Task to complete - Where the string "Synuefe" occurs in the material below, report the whole line.

Data rows -

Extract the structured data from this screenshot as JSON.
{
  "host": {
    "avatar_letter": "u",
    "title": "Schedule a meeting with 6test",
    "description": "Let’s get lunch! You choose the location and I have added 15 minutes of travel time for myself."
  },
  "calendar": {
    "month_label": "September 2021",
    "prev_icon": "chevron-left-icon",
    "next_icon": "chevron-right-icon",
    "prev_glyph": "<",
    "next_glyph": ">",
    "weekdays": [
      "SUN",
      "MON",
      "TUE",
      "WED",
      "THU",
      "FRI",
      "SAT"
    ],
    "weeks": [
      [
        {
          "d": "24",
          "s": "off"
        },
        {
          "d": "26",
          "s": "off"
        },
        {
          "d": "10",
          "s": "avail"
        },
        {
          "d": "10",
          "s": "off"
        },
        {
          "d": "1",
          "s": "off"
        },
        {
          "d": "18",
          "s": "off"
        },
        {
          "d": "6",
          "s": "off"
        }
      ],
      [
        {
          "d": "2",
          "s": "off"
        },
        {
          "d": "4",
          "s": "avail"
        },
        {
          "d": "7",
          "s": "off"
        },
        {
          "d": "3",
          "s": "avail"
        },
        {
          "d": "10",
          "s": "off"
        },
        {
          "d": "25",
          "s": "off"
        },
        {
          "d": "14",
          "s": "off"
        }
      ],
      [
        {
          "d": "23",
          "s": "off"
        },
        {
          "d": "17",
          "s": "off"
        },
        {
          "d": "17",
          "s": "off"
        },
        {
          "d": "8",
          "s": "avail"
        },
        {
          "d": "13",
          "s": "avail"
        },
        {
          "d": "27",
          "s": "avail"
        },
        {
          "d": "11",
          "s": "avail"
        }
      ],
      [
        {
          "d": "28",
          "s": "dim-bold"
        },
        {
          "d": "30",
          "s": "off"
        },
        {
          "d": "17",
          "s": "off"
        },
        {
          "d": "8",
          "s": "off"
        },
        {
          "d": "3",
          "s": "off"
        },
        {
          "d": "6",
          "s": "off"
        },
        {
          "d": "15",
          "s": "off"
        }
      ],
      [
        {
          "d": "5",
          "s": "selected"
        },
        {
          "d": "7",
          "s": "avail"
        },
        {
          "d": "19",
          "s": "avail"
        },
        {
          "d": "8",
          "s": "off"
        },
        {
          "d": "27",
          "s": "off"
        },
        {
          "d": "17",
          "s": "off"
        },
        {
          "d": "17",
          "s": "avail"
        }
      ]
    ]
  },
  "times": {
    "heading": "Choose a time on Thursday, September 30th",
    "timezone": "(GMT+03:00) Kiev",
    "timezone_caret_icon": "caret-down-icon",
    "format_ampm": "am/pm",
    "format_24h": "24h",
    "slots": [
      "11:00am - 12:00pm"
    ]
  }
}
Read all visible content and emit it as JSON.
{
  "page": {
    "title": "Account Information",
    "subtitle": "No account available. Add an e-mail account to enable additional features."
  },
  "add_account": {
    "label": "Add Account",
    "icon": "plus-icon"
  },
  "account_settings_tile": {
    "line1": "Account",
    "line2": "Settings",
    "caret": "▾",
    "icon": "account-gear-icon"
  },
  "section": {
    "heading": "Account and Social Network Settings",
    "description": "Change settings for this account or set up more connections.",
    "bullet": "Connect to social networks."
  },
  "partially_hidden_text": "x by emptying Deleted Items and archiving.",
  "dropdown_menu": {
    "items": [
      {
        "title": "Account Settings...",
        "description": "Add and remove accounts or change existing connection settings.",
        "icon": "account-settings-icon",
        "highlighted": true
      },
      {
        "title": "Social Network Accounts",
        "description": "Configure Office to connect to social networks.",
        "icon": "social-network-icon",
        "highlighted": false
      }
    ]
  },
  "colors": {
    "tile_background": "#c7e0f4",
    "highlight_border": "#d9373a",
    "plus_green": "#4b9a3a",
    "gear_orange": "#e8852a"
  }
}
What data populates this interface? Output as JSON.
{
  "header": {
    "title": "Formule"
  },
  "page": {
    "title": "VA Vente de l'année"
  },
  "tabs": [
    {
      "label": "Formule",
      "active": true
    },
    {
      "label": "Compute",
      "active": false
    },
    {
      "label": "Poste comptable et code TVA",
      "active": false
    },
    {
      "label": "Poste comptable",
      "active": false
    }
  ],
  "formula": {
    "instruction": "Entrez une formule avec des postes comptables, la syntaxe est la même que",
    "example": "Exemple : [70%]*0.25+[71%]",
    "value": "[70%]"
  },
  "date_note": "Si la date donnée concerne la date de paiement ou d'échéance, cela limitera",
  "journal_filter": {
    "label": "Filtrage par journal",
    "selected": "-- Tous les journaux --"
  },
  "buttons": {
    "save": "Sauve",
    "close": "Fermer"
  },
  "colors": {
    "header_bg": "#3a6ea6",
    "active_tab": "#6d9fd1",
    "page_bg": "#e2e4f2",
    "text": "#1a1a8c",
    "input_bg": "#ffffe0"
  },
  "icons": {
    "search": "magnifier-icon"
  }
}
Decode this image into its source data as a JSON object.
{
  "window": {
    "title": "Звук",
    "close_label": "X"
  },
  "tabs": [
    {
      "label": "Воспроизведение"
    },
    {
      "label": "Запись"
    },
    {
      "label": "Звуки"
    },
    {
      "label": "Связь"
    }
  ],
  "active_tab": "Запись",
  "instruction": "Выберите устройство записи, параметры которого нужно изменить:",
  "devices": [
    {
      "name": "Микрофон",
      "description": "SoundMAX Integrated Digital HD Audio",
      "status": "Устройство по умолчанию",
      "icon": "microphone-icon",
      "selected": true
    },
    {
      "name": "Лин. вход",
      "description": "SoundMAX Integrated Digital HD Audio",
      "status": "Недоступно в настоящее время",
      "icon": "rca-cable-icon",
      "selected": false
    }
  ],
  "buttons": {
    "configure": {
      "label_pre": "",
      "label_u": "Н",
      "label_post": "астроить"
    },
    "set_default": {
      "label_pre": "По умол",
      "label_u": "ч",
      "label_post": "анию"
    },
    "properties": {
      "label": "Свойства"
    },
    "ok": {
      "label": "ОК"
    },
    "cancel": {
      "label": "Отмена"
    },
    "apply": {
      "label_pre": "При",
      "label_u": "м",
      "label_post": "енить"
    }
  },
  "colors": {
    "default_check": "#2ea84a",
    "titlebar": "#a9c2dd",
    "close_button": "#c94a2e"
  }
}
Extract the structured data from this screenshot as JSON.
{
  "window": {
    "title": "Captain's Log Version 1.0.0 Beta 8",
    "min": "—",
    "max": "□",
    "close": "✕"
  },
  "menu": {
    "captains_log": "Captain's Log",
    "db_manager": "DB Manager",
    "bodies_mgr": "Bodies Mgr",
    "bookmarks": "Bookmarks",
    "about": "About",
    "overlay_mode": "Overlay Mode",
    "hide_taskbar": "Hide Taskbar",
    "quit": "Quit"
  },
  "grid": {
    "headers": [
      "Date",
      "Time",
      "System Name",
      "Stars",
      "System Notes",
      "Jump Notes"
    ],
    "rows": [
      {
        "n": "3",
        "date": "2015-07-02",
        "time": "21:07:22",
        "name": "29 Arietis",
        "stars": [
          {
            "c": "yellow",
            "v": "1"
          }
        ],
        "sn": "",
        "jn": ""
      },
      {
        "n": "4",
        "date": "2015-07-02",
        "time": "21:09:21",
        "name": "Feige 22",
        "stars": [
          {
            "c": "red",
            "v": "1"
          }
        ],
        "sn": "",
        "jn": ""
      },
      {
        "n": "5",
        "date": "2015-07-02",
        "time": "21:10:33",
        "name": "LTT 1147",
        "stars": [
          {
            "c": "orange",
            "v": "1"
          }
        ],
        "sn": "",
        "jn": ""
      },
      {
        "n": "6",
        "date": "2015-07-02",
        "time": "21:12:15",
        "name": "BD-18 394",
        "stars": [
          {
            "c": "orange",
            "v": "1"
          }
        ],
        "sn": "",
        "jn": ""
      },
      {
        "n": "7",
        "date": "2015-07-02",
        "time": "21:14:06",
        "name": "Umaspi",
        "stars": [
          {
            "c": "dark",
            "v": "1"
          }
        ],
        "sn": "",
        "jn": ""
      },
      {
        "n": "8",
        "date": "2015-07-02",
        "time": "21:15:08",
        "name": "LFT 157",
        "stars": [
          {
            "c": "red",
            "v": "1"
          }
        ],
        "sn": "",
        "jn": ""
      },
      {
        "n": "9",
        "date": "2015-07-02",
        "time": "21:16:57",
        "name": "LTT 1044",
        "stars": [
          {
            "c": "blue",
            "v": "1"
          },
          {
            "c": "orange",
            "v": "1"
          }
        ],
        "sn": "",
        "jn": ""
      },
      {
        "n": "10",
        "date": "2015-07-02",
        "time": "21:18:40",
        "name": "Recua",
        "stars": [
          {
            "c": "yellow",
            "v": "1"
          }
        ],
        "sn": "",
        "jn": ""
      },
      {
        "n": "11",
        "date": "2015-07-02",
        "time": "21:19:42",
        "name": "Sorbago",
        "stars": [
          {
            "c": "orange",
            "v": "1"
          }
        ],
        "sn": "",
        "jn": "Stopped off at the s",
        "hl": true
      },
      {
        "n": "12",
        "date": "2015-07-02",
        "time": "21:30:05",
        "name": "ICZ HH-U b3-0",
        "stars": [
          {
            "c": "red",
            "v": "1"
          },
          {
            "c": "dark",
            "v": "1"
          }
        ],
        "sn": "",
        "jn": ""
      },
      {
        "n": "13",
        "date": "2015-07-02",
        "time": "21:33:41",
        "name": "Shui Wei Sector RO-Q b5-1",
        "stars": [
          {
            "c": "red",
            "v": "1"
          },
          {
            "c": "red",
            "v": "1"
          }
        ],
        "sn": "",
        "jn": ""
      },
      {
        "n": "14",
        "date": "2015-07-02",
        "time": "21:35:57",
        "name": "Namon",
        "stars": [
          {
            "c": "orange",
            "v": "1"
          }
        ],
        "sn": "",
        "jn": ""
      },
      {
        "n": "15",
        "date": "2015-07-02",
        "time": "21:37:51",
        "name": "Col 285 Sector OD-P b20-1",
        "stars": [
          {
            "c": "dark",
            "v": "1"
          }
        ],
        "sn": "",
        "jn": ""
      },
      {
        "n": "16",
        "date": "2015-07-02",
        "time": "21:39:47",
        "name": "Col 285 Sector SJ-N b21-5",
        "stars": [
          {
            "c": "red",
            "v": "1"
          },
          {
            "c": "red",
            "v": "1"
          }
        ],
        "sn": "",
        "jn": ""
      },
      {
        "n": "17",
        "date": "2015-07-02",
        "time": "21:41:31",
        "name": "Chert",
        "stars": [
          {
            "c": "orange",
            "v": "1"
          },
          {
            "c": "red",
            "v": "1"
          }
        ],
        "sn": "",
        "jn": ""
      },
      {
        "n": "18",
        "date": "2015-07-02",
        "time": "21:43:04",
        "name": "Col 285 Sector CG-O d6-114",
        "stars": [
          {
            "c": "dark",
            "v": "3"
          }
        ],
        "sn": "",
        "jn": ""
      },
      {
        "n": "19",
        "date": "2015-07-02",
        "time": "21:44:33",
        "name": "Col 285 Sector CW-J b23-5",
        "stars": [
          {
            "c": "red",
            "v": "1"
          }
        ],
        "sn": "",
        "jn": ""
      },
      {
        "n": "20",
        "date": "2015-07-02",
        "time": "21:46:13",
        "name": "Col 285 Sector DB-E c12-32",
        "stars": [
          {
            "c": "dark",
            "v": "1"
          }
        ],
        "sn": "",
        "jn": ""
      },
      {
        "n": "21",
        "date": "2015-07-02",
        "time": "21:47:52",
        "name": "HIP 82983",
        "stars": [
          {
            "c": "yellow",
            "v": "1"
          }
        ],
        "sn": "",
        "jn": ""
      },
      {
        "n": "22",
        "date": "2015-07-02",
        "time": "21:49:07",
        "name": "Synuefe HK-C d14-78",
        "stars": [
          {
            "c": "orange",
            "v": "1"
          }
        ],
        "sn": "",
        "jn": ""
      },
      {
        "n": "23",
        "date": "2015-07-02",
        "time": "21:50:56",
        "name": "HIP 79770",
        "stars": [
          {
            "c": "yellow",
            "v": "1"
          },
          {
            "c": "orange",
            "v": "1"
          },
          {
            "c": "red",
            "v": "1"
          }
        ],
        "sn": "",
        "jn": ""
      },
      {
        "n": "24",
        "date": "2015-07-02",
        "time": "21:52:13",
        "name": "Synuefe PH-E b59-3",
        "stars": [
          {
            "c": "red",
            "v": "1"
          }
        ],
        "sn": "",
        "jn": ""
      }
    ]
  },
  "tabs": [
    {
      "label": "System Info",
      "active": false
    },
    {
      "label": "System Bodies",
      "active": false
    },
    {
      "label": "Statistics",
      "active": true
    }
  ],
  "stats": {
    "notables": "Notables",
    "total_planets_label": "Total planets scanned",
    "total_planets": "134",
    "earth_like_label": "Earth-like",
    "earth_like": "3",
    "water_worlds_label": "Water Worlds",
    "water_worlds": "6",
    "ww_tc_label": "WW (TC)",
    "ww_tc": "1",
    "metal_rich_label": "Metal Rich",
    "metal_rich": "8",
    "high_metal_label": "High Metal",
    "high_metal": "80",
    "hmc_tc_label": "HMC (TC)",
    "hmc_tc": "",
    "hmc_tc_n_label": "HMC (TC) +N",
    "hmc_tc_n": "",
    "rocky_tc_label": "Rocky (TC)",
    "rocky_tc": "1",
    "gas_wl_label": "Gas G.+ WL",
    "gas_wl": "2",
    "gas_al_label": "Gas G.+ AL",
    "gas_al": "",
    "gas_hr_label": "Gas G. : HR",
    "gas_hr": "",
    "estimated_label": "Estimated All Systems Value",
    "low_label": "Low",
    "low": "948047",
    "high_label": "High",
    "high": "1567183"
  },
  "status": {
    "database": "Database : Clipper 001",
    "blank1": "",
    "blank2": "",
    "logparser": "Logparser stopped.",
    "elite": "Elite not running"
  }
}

Task response -
        "name": "Synuefe HK-C d14-78",
        "name": "Synuefe PH-E b59-3",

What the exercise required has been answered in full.